### What to work on:
Pull out every line below that contains the string "menu", copying each one in full.

START Dataset entries

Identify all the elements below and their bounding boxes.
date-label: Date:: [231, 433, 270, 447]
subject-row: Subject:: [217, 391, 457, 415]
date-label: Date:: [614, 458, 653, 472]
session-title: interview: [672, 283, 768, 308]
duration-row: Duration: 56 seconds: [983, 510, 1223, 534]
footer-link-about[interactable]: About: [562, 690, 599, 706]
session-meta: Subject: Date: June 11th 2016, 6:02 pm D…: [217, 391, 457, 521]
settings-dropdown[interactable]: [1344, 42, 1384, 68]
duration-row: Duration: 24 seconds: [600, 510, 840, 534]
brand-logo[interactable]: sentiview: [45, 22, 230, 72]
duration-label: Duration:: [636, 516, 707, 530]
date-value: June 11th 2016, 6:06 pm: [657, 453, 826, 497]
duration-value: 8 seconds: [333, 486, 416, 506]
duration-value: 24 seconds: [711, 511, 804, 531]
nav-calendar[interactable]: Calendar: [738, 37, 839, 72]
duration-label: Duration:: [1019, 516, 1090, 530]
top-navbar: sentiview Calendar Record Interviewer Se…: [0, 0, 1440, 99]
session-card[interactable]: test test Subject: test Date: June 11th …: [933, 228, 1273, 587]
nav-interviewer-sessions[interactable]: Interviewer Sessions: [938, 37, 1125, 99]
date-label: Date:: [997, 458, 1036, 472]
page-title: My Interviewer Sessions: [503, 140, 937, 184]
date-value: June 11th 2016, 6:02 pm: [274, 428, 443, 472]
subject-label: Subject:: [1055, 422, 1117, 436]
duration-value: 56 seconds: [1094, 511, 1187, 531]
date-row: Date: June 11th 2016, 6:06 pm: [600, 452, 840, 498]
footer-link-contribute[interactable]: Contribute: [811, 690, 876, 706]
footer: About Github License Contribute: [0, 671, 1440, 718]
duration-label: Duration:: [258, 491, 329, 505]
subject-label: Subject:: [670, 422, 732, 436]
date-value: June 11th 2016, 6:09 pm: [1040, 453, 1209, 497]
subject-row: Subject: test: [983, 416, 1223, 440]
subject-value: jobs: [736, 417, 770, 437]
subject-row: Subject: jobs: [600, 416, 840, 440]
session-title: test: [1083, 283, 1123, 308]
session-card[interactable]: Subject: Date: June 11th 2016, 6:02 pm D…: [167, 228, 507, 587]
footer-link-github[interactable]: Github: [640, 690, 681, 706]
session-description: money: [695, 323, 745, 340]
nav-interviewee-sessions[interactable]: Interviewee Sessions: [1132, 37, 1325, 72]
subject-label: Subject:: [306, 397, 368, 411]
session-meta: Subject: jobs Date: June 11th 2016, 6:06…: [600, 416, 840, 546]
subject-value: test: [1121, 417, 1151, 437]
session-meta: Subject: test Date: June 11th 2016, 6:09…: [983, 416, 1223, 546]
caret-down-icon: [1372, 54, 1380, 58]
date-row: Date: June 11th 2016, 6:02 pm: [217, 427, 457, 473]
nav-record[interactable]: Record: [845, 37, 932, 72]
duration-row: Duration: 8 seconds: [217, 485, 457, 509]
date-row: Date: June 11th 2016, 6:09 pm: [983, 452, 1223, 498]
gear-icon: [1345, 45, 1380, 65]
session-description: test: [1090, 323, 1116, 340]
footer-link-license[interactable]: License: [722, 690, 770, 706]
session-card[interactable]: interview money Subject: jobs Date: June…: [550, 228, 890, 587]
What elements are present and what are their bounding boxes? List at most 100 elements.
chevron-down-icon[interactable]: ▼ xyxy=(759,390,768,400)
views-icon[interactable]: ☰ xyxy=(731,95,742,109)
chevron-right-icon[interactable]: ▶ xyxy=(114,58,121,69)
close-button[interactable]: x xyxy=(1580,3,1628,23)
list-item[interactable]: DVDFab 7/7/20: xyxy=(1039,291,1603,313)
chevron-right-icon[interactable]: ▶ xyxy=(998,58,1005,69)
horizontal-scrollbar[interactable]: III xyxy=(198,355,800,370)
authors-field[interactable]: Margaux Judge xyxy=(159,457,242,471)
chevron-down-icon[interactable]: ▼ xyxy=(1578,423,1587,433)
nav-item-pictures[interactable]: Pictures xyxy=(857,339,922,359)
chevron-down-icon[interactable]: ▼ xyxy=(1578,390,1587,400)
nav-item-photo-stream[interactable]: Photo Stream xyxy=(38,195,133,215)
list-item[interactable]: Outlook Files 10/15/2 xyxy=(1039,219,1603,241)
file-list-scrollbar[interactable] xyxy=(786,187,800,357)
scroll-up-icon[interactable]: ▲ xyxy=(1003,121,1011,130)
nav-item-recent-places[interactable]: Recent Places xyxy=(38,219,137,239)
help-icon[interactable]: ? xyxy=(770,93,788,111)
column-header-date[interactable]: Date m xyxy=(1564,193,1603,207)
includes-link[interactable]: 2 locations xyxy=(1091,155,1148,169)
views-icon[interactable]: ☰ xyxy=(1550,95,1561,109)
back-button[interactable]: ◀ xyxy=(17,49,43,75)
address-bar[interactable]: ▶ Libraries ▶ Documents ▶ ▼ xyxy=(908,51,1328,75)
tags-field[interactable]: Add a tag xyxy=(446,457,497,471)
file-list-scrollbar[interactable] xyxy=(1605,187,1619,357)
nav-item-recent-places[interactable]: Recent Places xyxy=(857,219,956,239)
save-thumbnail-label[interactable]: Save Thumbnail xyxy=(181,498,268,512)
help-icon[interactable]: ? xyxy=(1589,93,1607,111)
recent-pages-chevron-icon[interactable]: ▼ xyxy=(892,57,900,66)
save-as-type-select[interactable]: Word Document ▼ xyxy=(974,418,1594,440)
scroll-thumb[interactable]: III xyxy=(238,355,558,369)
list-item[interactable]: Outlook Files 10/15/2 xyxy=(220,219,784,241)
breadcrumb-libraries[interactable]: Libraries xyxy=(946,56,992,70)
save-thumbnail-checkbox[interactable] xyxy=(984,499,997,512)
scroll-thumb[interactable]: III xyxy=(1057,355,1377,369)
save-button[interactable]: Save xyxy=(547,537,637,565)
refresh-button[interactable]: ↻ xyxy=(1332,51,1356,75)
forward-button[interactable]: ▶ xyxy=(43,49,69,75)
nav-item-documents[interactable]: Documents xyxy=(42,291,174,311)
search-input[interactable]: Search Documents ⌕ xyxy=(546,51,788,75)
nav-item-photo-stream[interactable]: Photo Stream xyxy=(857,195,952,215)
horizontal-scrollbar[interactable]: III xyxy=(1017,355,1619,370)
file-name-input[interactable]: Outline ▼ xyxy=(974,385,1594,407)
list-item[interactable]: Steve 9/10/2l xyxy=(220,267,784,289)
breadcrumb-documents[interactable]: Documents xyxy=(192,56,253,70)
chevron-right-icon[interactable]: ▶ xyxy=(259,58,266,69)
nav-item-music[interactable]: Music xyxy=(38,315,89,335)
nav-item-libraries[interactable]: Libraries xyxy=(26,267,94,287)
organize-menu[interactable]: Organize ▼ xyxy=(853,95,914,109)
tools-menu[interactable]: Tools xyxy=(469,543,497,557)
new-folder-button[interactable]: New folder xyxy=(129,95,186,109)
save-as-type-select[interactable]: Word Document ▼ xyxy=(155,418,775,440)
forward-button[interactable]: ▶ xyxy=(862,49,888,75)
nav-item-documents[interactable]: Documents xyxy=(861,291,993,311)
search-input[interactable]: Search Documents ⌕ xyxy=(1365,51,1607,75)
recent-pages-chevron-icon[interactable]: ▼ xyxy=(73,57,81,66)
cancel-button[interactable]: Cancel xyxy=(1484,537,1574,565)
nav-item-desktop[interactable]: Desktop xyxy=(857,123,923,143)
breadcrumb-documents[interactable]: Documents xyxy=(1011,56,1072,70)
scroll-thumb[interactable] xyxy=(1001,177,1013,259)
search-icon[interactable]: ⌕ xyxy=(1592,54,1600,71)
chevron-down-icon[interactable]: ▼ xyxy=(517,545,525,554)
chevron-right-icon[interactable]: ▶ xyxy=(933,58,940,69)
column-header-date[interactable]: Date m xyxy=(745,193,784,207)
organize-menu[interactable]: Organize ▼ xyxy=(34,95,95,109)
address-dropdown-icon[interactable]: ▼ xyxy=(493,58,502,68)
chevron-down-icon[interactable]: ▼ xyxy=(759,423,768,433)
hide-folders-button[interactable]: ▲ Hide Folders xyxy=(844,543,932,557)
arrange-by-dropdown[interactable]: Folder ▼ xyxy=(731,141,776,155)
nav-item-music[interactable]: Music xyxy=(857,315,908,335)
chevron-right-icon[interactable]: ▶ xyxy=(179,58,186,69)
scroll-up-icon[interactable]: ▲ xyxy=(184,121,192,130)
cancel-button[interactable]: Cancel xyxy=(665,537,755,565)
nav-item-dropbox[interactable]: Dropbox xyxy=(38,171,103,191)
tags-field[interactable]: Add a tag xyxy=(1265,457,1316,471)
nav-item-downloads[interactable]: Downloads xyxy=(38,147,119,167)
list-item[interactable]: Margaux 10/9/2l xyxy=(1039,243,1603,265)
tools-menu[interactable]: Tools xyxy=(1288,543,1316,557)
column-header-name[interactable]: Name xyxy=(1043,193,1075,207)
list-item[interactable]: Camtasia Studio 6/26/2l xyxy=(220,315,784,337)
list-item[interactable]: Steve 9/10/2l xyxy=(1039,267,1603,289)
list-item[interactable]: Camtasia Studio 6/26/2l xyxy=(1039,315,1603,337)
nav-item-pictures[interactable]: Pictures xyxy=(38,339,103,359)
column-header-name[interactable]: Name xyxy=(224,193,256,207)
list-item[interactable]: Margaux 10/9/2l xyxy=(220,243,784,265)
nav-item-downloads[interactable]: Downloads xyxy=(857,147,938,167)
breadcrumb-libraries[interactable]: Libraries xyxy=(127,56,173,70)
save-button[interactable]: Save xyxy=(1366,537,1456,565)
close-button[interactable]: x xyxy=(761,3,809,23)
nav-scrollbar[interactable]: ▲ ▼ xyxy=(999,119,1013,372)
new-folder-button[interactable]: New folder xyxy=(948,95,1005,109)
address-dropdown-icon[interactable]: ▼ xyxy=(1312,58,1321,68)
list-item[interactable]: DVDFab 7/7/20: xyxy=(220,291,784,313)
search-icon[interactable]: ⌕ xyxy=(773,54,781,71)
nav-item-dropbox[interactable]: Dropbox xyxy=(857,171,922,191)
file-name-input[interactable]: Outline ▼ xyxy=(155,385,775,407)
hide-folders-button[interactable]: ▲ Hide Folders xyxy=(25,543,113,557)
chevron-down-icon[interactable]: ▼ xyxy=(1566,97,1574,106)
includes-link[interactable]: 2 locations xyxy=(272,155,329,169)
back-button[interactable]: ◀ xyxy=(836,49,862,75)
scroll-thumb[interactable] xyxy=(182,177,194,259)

END Dataset entries

### Reply to the exercise:
organize-menu[interactable]: Organize ▼ xyxy=(853,95,914,109)
tools-menu[interactable]: Tools xyxy=(469,543,497,557)
organize-menu[interactable]: Organize ▼ xyxy=(34,95,95,109)
tools-menu[interactable]: Tools xyxy=(1288,543,1316,557)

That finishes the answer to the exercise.